*Given task*.
Identify the lines that contain the word "name", then copy them.

*Given records*.
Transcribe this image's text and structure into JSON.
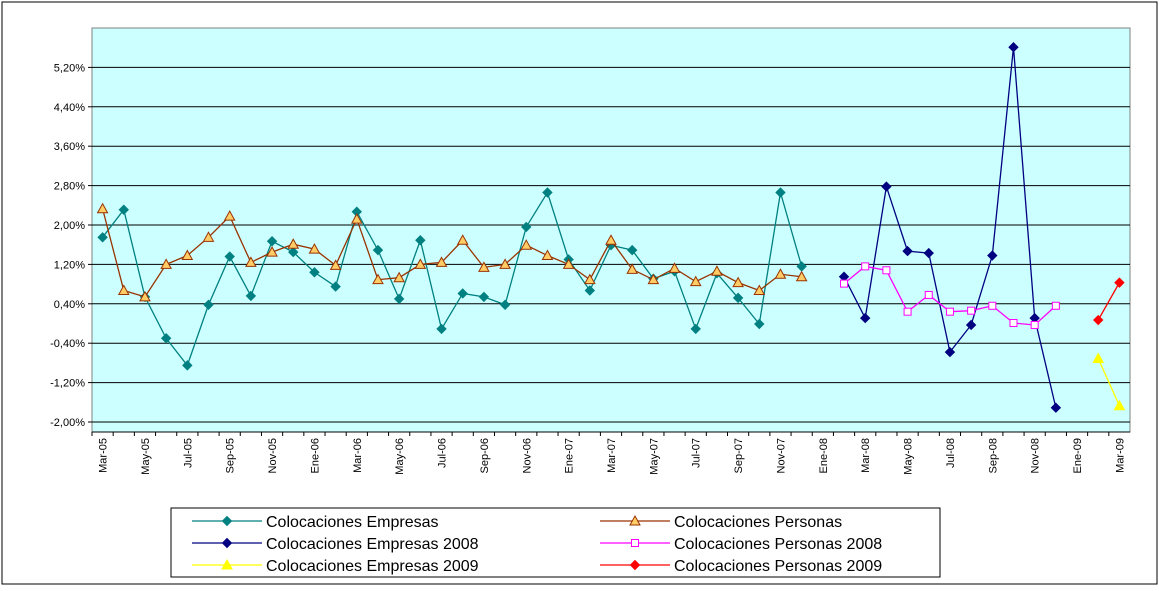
{
  "chart_data": {
    "type": "line",
    "categories": [
      "Mar-05",
      null,
      "May-05",
      null,
      "Jul-05",
      null,
      "Sep-05",
      null,
      "Nov-05",
      null,
      "Ene-06",
      null,
      "Mar-06",
      null,
      "May-06",
      null,
      "Jul-06",
      null,
      "Sep-06",
      null,
      "Nov-06",
      null,
      "Ene-07",
      null,
      "Mar-07",
      null,
      "May-07",
      null,
      "Jul-07",
      null,
      "Sep-07",
      null,
      "Nov-07",
      null,
      "Ene-08",
      null,
      "Mar-08",
      null,
      "May-08",
      null,
      "Jul-08",
      null,
      "Sep-08",
      null,
      "Nov-08",
      null,
      "Ene-09",
      null,
      "Mar-09"
    ],
    "ylim": [
      -2.0,
      6.0
    ],
    "yticks": [
      {
        "value": -2.0,
        "label": "-2,00%"
      },
      {
        "value": -1.2,
        "label": "-1,20%"
      },
      {
        "value": -0.4,
        "label": "-0,40%"
      },
      {
        "value": 0.4,
        "label": "0,40%"
      },
      {
        "value": 1.2,
        "label": "1,20%"
      },
      {
        "value": 2.0,
        "label": "2,00%"
      },
      {
        "value": 2.8,
        "label": "2,80%"
      },
      {
        "value": 3.6,
        "label": "3,60%"
      },
      {
        "value": 4.4,
        "label": "4,40%"
      },
      {
        "value": 5.2,
        "label": "5,20%"
      }
    ],
    "grid": true,
    "series": [
      {
        "name": "Colocaciones Empresas",
        "color": "#008080",
        "marker": "diamond",
        "marker_fill": "#008080",
        "values": [
          1.75,
          2.31,
          0.54,
          -0.3,
          -0.85,
          0.38,
          1.36,
          0.56,
          1.67,
          1.45,
          1.04,
          0.75,
          2.27,
          1.49,
          0.5,
          1.69,
          -0.11,
          0.61,
          0.54,
          0.38,
          1.96,
          2.66,
          1.3,
          0.67,
          1.59,
          1.49,
          0.91,
          1.06,
          -0.11,
          1.02,
          0.52,
          -0.01,
          2.66,
          1.16,
          null,
          null,
          null,
          null,
          null,
          null,
          null,
          null,
          null,
          null,
          null,
          null,
          null,
          null,
          null
        ]
      },
      {
        "name": "Colocaciones Personas",
        "color": "#993300",
        "marker": "triangle",
        "marker_fill": "#ffcc66",
        "values": [
          2.33,
          0.67,
          0.54,
          1.2,
          1.38,
          1.75,
          2.18,
          1.24,
          1.45,
          1.61,
          1.51,
          1.18,
          2.12,
          0.89,
          0.93,
          1.2,
          1.24,
          1.69,
          1.14,
          1.2,
          1.59,
          1.38,
          1.2,
          0.89,
          1.69,
          1.1,
          0.89,
          1.12,
          0.85,
          1.06,
          0.83,
          0.67,
          1.0,
          0.95,
          null,
          null,
          null,
          null,
          null,
          null,
          null,
          null,
          null,
          null,
          null,
          null,
          null,
          null,
          null
        ]
      },
      {
        "name": "Colocaciones Empresas 2008",
        "color": "#000080",
        "marker": "diamond",
        "marker_fill": "#000080",
        "values": [
          null,
          null,
          null,
          null,
          null,
          null,
          null,
          null,
          null,
          null,
          null,
          null,
          null,
          null,
          null,
          null,
          null,
          null,
          null,
          null,
          null,
          null,
          null,
          null,
          null,
          null,
          null,
          null,
          null,
          null,
          null,
          null,
          null,
          null,
          null,
          0.95,
          0.11,
          2.78,
          1.47,
          1.43,
          -0.58,
          -0.03,
          1.38,
          5.61,
          0.11,
          -1.71,
          null,
          null,
          null
        ]
      },
      {
        "name": "Colocaciones Personas 2008",
        "color": "#ff00ff",
        "marker": "square",
        "marker_fill": "#ffffff",
        "values": [
          null,
          null,
          null,
          null,
          null,
          null,
          null,
          null,
          null,
          null,
          null,
          null,
          null,
          null,
          null,
          null,
          null,
          null,
          null,
          null,
          null,
          null,
          null,
          null,
          null,
          null,
          null,
          null,
          null,
          null,
          null,
          null,
          null,
          null,
          null,
          0.81,
          1.16,
          1.08,
          0.24,
          0.58,
          0.24,
          0.26,
          0.36,
          0.01,
          -0.03,
          0.36,
          null,
          null,
          null
        ]
      },
      {
        "name": "Colocaciones Empresas 2009",
        "color": "#ffff00",
        "marker": "triangle",
        "marker_fill": "#ffff00",
        "values": [
          null,
          null,
          null,
          null,
          null,
          null,
          null,
          null,
          null,
          null,
          null,
          null,
          null,
          null,
          null,
          null,
          null,
          null,
          null,
          null,
          null,
          null,
          null,
          null,
          null,
          null,
          null,
          null,
          null,
          null,
          null,
          null,
          null,
          null,
          null,
          null,
          null,
          null,
          null,
          null,
          null,
          null,
          null,
          null,
          null,
          null,
          null,
          -0.71,
          -1.67
        ]
      },
      {
        "name": "Colocaciones Personas 2009",
        "color": "#ff0000",
        "marker": "diamond",
        "marker_fill": "#ff0000",
        "values": [
          null,
          null,
          null,
          null,
          null,
          null,
          null,
          null,
          null,
          null,
          null,
          null,
          null,
          null,
          null,
          null,
          null,
          null,
          null,
          null,
          null,
          null,
          null,
          null,
          null,
          null,
          null,
          null,
          null,
          null,
          null,
          null,
          null,
          null,
          null,
          null,
          null,
          null,
          null,
          null,
          null,
          null,
          null,
          null,
          null,
          null,
          null,
          0.07,
          0.83
        ]
      }
    ]
  }
}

*Finished exercise*.
        "name": "Colocaciones Empresas",
        "name": "Colocaciones Personas",
        "name": "Colocaciones Empresas 2008",
        "name": "Colocaciones Personas 2008",
        "name": "Colocaciones Empresas 2009",
        "name": "Colocaciones Personas 2009",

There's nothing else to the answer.